◆ AVAILABLE DATA:
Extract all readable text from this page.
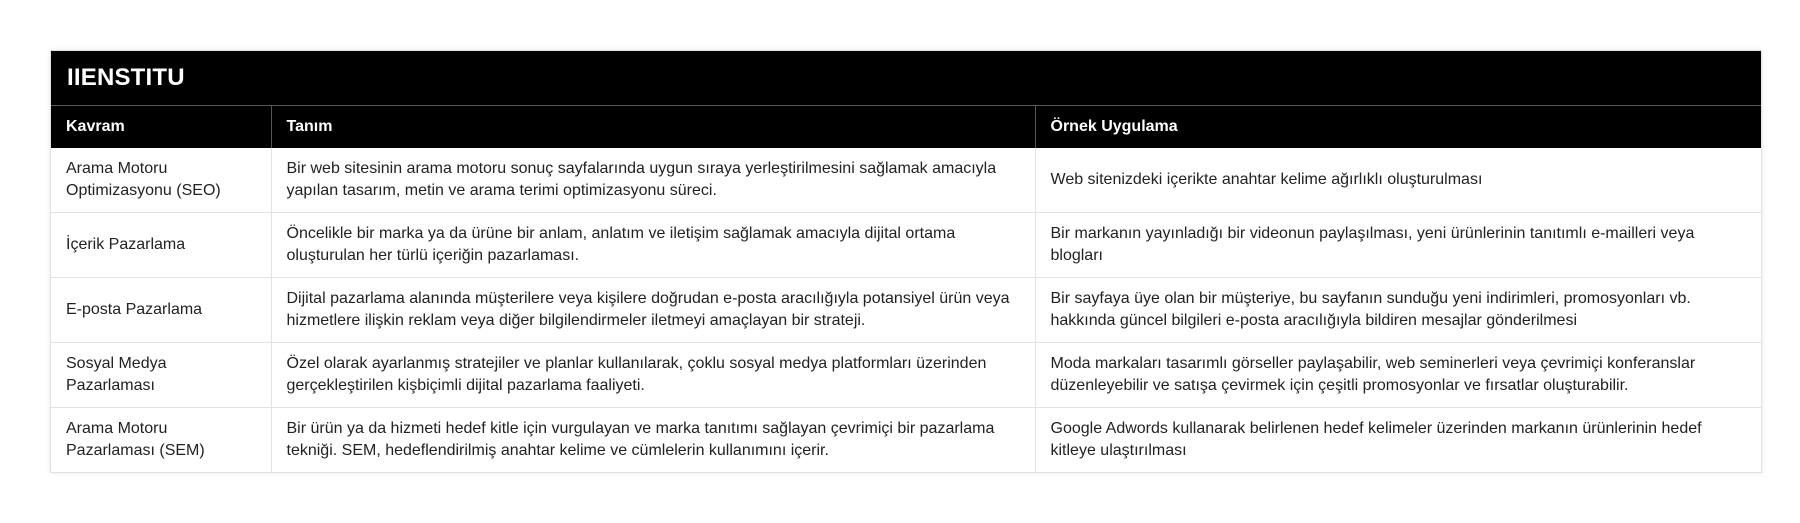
IIENSTITU
Kavram	Tanım	Örnek Uygulama
Arama Motoru Optimizasyonu (SEO)	Bir web sitesinin arama motoru sonuç sayfalarında uygun sıraya yerleştirilmesini sağlamak amacıyla yapılan tasarım, metin ve arama terimi optimizasyonu süreci.	Web sitenizdeki içerikte anahtar kelime ağırlıklı oluşturulması
İçerik Pazarlama	Öncelikle bir marka ya da ürüne bir anlam, anlatım ve iletişim sağlamak amacıyla dijital ortama oluşturulan her türlü içeriğin pazarlaması.	Bir markanın yayınladığı bir videonun paylaşılması, yeni ürünlerinin tanıtımlı e-mailleri veya blogları
E-posta Pazarlama	Dijital pazarlama alanında müşterilere veya kişilere doğrudan e-posta aracılığıyla potansiyel ürün veya hizmetlere ilişkin reklam veya diğer bilgilendirmeler iletmeyi amaçlayan bir strateji.	Bir sayfaya üye olan bir müşteriye, bu sayfanın sunduğu yeni indirimleri, promosyonları vb. hakkında güncel bilgileri e-posta aracılığıyla bildiren mesajlar gönderilmesi
Sosyal Medya Pazarlaması	Özel olarak ayarlanmış stratejiler ve planlar kullanılarak, çoklu sosyal medya platformları üzerinden gerçekleştirilen kişbiçimli dijital pazarlama faaliyeti.	Moda markaları tasarımlı görseller paylaşabilir, web seminerleri veya çevrimiçi konferanslar düzenleyebilir ve satışa çevirmek için çeşitli promosyonlar ve fırsatlar oluşturabilir.
Arama Motoru Pazarlaması (SEM)	Bir ürün ya da hizmeti hedef kitle için vurgulayan ve marka tanıtımı sağlayan çevrimiçi bir pazarlama tekniği. SEM, hedeflendirilmiş anahtar kelime ve cümlelerin kullanımını içerir.	Google Adwords kullanarak belirlenen hedef kelimeler üzerinden markanın ürünlerinin hedef kitleye ulaştırılması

◆ WORK TO BE COMPLETED: Reproduce the data verbatim. Do not carry any picture into the copy.

◆ ANSWER TO THIS EXERCISE:
Extract all readable text from this page.
IIENSTITU
Kavram	Tanım	Örnek Uygulama
Arama Motoru Optimizasyonu (SEO)	Bir web sitesinin arama motoru sonuç sayfalarında uygun sıraya yerleştirilmesini sağlamak amacıyla yapılan tasarım, metin ve arama terimi optimizasyonu süreci.	Web sitenizdeki içerikte anahtar kelime ağırlıklı oluşturulması
İçerik Pazarlama	Öncelikle bir marka ya da ürüne bir anlam, anlatım ve iletişim sağlamak amacıyla dijital ortama oluşturulan her türlü içeriğin pazarlaması.	Bir markanın yayınladığı bir videonun paylaşılması, yeni ürünlerinin tanıtımlı e-mailleri veya blogları
E-posta Pazarlama	Dijital pazarlama alanında müşterilere veya kişilere doğrudan e-posta aracılığıyla potansiyel ürün veya hizmetlere ilişkin reklam veya diğer bilgilendirmeler iletmeyi amaçlayan bir strateji.	Bir sayfaya üye olan bir müşteriye, bu sayfanın sunduğu yeni indirimleri, promosyonları vb. hakkında güncel bilgileri e-posta aracılığıyla bildiren mesajlar gönderilmesi
Sosyal Medya Pazarlaması	Özel olarak ayarlanmış stratejiler ve planlar kullanılarak, çoklu sosyal medya platformları üzerinden gerçekleştirilen kişbiçimli dijital pazarlama faaliyeti.	Moda markaları tasarımlı görseller paylaşabilir, web seminerleri veya çevrimiçi konferanslar düzenleyebilir ve satışa çevirmek için çeşitli promosyonlar ve fırsatlar oluşturabilir.
Arama Motoru Pazarlaması (SEM)	Bir ürün ya da hizmeti hedef kitle için vurgulayan ve marka tanıtımı sağlayan çevrimiçi bir pazarlama tekniği. SEM, hedeflendirilmiş anahtar kelime ve cümlelerin kullanımını içerir.	Google Adwords kullanarak belirlenen hedef kelimeler üzerinden markanın ürünlerinin hedef kitleye ulaştırılması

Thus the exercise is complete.